◆ **What you have to do**: Filter out everything except lines holding "series".

◆ **Material for this exercise**:
----

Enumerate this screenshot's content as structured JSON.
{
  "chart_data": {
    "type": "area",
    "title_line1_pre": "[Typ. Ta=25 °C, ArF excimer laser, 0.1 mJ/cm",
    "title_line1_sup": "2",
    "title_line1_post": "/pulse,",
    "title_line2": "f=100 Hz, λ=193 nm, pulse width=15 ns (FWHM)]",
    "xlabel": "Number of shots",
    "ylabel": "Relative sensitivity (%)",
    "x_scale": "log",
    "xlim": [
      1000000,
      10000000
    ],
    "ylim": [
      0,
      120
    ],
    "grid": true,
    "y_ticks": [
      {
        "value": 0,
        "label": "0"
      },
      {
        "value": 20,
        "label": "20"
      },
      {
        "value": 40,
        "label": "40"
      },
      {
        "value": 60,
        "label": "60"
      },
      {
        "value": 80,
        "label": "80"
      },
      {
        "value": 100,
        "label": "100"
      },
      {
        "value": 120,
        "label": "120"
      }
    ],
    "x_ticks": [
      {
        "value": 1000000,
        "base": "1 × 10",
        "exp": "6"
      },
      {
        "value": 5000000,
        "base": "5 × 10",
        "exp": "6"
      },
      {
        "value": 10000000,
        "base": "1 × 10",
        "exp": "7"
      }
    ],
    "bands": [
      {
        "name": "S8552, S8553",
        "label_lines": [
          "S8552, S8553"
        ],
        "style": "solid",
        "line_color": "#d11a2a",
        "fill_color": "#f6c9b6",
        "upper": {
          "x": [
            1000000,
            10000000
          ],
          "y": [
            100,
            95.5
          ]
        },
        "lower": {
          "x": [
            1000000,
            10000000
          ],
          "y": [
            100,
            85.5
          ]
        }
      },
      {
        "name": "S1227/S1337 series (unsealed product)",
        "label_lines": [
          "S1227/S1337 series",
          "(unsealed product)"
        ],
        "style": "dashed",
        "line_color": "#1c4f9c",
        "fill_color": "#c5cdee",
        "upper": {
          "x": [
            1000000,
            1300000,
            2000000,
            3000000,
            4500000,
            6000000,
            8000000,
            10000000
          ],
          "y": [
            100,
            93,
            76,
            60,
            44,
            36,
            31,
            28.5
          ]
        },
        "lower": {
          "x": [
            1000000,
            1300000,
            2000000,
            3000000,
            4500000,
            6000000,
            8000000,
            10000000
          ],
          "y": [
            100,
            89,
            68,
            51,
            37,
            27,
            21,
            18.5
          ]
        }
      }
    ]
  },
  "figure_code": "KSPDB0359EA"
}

----

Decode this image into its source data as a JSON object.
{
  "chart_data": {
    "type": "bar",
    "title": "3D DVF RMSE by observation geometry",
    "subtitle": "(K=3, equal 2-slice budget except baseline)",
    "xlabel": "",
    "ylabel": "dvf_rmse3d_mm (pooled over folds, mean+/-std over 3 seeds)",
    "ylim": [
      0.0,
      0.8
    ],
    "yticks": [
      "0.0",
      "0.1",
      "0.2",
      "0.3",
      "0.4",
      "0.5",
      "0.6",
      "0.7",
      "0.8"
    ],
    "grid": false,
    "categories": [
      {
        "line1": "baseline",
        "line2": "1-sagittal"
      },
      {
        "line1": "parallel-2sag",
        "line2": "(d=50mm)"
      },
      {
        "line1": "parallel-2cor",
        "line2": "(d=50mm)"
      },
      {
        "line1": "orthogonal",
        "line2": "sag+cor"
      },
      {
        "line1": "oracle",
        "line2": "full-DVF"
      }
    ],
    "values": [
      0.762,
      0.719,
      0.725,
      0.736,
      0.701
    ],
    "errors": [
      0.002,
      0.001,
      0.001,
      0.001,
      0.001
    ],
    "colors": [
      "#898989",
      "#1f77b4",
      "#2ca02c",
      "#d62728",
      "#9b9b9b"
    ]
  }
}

----

◆ **Task output**:
        "name": "S1227/S1337 series (unsealed product)",
          "S1227/S1337 series",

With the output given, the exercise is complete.